_WHAT TO DO_
Search the data for the word "Advanced" and copy every line that contains it.

'''

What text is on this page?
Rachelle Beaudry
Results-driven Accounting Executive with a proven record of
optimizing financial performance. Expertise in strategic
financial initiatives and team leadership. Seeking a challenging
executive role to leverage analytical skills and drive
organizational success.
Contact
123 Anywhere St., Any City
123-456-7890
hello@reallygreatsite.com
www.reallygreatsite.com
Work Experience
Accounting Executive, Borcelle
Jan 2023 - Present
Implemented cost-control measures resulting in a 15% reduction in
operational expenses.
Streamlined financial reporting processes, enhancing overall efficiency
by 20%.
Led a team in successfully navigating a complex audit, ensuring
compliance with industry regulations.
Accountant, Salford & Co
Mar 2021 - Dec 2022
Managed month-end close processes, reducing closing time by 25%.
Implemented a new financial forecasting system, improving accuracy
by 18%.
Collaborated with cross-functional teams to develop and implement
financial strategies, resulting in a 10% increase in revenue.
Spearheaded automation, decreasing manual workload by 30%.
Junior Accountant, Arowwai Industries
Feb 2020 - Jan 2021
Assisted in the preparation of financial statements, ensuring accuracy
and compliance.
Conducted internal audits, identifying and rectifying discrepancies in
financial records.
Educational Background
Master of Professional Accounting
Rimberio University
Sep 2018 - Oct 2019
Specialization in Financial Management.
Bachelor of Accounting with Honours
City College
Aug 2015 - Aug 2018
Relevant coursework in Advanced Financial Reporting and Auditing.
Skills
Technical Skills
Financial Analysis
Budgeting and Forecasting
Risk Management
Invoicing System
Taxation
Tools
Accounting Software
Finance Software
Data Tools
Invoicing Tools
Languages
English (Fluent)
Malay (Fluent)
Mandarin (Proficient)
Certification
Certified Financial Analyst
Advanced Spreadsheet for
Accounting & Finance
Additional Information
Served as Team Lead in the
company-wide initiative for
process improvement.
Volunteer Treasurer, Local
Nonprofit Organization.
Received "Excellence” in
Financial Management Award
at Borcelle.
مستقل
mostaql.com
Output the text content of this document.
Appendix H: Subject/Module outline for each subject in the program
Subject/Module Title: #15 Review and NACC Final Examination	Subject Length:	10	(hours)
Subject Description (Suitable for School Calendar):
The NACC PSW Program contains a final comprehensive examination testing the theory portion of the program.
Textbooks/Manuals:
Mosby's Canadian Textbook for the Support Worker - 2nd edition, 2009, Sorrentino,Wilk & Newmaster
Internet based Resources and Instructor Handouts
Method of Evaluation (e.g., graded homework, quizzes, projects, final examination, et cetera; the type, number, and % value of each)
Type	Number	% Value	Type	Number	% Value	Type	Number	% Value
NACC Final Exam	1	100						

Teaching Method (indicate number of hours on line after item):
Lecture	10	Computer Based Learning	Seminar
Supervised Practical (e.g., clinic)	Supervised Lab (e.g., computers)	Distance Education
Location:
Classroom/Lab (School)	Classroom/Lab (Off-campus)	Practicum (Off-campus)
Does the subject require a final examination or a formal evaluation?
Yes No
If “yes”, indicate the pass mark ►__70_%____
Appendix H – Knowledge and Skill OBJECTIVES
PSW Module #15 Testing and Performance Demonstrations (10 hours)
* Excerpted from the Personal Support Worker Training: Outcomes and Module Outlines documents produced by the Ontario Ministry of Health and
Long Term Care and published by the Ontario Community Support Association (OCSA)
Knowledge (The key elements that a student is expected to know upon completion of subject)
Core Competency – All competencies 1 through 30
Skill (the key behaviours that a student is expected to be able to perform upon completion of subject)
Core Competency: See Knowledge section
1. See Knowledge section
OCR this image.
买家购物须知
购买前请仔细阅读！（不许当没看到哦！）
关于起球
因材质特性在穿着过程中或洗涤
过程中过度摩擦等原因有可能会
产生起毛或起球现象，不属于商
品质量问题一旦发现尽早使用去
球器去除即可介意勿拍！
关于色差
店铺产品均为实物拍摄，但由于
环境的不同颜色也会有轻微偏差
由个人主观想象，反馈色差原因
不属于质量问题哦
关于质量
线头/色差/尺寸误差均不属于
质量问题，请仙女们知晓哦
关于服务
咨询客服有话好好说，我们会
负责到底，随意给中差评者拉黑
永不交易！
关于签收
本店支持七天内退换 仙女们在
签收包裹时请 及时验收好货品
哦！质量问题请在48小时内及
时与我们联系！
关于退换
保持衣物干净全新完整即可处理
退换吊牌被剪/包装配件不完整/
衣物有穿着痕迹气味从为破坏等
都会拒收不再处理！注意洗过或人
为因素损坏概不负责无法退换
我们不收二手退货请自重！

'''

_ANSWER TO THE PROBLEM_
Relevant coursework in Advanced Financial Reporting and Auditing.
Advanced Spreadsheet for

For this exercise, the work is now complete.